§ **Required action**: Check each line below for "methane" and report how many have it, nothing else.

[Document understanding data]

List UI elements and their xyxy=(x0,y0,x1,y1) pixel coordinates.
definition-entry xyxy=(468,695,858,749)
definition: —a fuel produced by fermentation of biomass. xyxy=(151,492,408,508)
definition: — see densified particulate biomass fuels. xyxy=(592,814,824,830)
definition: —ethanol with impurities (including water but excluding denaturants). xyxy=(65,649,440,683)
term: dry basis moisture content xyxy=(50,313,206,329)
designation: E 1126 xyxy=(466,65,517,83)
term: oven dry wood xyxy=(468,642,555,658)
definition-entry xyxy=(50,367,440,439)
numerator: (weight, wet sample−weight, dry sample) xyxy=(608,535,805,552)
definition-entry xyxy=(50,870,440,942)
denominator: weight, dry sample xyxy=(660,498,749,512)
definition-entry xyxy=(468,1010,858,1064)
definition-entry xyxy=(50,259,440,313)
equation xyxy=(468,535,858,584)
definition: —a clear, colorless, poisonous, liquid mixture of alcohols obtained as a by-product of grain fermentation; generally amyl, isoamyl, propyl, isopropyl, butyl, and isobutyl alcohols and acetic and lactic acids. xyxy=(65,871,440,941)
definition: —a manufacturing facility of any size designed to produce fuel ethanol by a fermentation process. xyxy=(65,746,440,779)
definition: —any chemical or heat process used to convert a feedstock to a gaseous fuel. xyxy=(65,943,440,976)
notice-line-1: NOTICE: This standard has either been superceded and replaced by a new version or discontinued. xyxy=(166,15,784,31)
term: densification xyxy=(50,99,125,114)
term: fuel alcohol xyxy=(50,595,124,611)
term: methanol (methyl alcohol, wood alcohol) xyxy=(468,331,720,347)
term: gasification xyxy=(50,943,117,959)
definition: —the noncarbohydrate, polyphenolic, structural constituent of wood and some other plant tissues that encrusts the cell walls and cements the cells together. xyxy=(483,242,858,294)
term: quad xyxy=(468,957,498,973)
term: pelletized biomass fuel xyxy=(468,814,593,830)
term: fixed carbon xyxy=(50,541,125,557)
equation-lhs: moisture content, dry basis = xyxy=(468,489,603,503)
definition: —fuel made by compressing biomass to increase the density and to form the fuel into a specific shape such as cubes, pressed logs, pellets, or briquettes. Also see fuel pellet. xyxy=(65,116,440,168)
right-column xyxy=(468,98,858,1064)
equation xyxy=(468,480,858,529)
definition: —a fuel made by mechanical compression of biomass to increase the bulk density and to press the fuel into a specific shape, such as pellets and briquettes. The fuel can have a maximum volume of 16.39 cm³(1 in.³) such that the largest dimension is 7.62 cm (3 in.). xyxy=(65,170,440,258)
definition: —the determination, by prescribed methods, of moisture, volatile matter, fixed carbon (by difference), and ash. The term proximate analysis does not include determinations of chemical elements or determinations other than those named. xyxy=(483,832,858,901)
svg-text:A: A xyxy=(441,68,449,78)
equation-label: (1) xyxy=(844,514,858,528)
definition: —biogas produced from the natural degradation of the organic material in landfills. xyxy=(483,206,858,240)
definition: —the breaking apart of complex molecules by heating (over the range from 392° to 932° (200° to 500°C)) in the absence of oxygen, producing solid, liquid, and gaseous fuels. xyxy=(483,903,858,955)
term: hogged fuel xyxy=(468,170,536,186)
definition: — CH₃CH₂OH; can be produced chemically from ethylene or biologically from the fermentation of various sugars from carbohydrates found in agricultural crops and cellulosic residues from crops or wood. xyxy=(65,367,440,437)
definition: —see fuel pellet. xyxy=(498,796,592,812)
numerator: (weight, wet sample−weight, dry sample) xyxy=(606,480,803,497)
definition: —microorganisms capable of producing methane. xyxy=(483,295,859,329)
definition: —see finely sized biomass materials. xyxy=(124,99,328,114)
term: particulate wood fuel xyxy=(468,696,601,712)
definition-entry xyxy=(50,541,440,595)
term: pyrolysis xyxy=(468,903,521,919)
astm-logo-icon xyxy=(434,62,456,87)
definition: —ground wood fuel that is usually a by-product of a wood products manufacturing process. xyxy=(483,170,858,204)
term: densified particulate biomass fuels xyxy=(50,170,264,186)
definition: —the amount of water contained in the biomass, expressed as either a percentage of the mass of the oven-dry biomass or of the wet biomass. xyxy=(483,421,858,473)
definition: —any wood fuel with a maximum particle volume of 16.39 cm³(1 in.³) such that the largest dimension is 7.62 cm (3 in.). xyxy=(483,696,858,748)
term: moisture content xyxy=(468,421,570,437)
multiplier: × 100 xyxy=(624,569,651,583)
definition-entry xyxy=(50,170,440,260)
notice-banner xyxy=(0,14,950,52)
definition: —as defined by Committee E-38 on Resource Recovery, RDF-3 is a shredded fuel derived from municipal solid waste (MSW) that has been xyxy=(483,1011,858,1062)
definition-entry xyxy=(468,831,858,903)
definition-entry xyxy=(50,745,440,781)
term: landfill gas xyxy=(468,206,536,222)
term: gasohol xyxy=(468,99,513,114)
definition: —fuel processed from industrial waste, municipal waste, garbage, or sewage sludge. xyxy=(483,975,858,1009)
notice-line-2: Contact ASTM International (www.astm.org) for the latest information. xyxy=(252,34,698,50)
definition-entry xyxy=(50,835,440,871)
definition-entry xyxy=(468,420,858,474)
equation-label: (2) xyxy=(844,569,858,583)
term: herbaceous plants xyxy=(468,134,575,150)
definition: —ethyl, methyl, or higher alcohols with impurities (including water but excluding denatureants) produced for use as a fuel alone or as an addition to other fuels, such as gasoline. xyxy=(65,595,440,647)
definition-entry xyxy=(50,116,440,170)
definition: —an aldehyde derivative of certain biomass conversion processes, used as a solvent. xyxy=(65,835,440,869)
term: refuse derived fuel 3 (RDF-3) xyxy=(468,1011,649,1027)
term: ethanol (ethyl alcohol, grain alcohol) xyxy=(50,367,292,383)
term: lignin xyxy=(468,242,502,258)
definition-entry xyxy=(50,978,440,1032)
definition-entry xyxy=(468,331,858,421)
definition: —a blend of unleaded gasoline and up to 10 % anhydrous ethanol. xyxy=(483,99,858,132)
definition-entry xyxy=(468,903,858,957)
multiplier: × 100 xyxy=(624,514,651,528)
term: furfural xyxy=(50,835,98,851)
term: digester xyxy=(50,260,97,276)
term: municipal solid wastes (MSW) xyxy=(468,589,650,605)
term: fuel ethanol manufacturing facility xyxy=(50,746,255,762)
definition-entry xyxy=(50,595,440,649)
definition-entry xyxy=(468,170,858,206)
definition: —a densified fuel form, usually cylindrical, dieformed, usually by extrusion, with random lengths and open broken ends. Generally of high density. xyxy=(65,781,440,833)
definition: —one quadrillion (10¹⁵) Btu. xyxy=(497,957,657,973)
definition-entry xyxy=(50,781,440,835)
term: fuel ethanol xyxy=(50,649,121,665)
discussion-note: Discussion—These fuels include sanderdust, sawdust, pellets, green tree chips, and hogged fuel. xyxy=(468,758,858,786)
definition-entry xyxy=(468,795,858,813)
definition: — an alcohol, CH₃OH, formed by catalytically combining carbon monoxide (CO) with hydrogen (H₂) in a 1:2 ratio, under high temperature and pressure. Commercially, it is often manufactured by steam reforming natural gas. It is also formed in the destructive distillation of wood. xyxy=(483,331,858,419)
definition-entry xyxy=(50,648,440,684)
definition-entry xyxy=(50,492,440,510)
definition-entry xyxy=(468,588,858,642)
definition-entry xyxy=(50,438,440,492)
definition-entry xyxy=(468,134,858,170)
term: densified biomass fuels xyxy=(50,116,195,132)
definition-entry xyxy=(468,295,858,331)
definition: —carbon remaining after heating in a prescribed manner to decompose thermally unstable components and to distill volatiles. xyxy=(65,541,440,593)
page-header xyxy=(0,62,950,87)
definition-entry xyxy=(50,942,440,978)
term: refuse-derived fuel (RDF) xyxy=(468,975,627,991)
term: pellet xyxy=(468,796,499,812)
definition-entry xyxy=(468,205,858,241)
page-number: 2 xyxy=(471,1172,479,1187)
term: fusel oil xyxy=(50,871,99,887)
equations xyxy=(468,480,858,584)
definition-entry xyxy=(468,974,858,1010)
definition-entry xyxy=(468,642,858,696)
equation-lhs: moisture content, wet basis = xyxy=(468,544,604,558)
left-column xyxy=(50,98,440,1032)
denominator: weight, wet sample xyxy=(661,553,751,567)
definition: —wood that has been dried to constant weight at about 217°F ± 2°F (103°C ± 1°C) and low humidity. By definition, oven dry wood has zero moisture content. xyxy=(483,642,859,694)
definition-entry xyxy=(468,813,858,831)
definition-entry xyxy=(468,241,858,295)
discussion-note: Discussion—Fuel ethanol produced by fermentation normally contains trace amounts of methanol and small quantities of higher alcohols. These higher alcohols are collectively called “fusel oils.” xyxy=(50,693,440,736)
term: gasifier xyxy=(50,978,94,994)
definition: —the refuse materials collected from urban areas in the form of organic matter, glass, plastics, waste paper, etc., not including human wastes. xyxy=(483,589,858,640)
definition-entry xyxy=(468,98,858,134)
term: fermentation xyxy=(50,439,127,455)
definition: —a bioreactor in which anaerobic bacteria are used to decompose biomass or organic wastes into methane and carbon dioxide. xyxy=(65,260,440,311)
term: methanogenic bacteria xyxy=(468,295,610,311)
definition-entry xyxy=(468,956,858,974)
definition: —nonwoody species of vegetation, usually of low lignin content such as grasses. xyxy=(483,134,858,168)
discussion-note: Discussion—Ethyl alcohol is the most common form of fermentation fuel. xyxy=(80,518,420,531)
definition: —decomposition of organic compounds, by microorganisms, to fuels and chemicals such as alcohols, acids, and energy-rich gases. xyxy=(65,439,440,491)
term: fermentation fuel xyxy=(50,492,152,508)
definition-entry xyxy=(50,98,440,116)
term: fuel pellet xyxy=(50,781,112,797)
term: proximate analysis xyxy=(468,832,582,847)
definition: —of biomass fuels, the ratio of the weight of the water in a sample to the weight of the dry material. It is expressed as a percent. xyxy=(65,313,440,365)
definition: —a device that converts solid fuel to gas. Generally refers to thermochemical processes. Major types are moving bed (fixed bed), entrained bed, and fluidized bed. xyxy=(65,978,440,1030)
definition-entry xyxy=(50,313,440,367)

* * *

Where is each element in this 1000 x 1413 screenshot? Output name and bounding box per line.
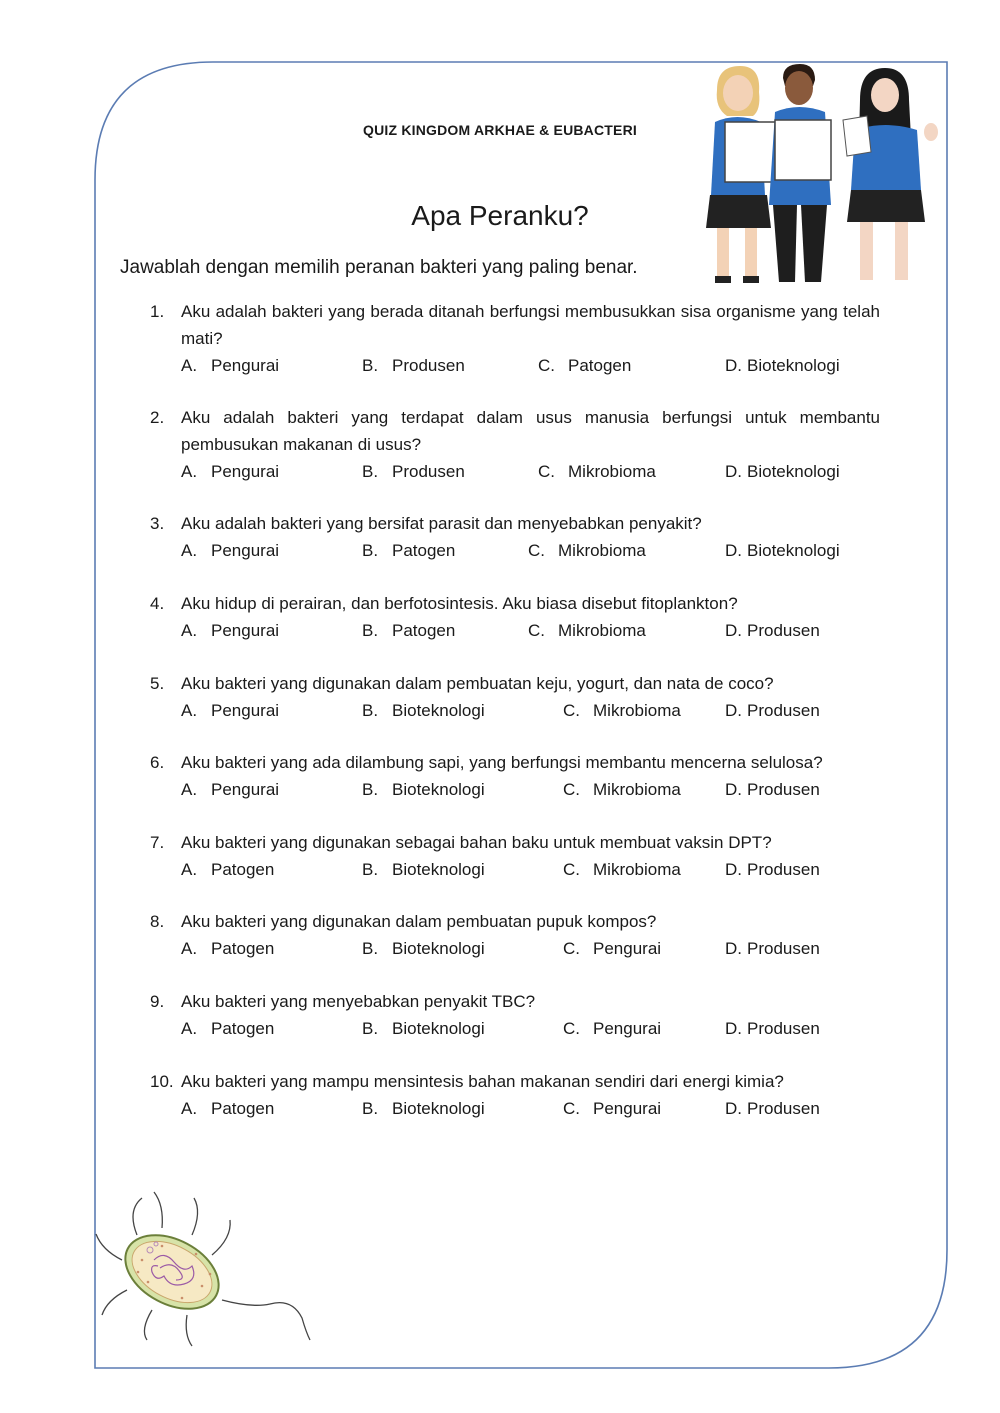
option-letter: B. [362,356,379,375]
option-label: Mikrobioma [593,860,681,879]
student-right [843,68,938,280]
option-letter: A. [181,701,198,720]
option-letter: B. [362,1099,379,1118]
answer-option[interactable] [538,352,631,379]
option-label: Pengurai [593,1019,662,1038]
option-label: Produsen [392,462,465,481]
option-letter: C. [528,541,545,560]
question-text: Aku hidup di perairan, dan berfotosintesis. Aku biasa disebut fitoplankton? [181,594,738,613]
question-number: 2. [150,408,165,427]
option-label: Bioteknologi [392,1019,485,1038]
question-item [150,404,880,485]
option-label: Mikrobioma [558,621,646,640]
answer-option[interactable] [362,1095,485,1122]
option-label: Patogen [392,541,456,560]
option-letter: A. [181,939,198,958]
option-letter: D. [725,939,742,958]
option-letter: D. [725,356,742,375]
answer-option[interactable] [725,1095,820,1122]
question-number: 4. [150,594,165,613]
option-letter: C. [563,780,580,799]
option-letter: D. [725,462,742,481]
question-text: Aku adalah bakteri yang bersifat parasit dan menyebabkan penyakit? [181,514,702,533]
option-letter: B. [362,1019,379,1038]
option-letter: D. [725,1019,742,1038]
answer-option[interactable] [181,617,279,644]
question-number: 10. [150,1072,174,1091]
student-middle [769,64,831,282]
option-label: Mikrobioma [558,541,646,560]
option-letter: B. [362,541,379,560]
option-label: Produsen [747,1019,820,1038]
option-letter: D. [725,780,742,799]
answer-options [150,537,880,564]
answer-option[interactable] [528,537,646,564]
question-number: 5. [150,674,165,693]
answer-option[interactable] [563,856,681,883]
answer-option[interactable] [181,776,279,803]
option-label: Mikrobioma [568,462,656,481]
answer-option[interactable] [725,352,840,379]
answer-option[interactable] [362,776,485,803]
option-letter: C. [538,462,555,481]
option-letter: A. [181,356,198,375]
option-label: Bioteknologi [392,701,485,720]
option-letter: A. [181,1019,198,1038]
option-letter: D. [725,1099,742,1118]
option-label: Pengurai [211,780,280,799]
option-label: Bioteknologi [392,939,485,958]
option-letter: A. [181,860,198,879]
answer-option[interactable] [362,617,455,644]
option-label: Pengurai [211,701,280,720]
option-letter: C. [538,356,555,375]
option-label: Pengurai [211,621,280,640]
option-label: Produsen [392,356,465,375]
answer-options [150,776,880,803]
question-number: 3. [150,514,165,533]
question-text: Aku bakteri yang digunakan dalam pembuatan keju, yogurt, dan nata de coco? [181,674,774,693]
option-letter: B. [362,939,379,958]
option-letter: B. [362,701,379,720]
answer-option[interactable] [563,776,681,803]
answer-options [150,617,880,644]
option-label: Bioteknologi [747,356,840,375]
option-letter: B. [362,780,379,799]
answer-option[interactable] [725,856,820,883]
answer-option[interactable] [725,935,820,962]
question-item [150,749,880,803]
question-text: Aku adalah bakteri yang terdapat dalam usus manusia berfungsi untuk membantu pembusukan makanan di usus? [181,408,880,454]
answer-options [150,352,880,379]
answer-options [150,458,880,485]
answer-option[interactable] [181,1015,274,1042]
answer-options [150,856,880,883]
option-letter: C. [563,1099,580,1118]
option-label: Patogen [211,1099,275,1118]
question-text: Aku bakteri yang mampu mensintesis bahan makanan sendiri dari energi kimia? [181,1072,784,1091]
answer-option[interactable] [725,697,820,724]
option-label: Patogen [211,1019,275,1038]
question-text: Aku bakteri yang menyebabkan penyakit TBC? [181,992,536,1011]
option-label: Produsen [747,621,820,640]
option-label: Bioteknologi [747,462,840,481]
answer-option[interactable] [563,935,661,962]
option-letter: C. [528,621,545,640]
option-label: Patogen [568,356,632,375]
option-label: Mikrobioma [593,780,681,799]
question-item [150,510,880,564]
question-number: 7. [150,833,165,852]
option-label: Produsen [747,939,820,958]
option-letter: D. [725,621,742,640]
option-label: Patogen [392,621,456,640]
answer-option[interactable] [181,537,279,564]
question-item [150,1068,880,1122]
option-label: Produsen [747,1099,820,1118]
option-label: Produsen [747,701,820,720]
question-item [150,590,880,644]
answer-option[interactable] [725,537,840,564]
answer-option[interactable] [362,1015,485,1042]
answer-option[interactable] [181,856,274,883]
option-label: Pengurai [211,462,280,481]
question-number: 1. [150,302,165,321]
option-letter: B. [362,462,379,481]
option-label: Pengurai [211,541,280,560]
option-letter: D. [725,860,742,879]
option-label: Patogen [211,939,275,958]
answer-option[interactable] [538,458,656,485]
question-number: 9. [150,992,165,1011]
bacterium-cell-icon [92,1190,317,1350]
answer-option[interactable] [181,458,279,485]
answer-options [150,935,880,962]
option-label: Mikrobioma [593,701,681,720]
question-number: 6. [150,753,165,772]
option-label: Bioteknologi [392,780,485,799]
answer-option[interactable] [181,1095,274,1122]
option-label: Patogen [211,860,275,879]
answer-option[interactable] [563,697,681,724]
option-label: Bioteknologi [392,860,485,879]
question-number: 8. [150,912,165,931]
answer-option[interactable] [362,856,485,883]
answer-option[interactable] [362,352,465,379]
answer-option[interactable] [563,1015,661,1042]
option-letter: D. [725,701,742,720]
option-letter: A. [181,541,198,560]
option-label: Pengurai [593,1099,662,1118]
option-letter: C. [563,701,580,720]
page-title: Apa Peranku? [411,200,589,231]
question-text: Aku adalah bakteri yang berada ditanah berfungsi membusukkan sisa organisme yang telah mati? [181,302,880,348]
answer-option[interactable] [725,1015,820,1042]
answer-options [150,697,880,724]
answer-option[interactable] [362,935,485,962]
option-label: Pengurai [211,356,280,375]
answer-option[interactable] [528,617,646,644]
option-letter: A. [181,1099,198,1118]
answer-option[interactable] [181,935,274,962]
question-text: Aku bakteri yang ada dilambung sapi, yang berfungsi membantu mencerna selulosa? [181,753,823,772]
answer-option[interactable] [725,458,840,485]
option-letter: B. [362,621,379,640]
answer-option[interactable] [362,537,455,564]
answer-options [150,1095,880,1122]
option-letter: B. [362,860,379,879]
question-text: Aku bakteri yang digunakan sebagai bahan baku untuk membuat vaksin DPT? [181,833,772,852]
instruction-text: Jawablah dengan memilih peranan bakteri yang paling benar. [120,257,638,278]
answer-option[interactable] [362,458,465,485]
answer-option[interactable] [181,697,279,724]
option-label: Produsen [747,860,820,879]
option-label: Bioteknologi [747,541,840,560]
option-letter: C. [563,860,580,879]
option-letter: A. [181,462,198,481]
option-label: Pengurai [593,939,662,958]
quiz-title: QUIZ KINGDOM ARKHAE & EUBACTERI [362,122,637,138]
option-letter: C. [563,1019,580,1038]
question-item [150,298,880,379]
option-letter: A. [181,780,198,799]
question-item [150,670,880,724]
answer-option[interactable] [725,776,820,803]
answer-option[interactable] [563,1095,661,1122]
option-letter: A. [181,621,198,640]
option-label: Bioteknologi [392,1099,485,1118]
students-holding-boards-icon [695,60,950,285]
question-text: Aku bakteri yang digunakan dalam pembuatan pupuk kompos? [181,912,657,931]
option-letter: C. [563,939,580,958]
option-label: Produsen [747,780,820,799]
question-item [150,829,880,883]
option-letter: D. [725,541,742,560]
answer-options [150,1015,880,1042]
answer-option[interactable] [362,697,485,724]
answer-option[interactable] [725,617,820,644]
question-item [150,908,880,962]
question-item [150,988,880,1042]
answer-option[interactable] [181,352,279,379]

§ **Worked solution**: 2